◆ **Written task**
In the entries, find all lines that hold the word "color" and copy them.

-- BEGIN Record excerpts --

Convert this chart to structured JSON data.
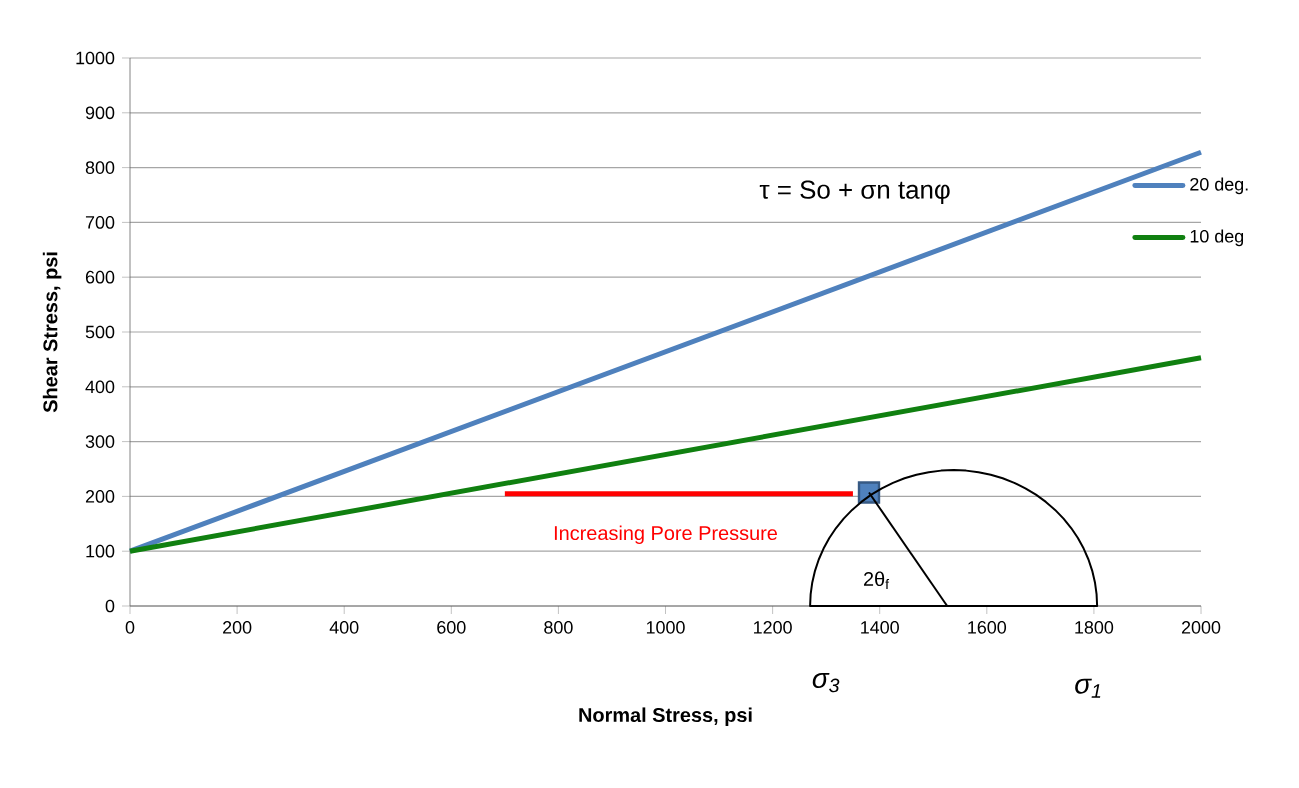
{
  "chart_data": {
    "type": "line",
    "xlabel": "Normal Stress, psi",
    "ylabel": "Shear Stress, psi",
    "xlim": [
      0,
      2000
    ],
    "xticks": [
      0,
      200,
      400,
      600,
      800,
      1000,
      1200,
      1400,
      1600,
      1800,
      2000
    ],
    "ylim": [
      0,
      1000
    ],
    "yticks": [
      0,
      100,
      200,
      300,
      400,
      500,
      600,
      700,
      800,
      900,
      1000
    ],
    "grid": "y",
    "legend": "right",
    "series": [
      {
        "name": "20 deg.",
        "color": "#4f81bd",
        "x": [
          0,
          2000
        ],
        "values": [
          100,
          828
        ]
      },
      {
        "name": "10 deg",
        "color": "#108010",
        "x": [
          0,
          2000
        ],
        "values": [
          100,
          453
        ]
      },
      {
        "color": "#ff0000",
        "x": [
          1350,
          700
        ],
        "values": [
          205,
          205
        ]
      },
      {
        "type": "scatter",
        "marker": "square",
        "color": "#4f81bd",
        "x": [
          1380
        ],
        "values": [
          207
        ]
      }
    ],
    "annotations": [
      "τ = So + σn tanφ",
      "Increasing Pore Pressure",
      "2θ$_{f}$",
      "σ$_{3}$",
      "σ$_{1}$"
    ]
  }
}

-- END Record excerpts --

◆ **Final result**
        "color": "#4f81bd",
        "color": "#108010",
        "color": "#ff0000",
        "color": "#4f81bd",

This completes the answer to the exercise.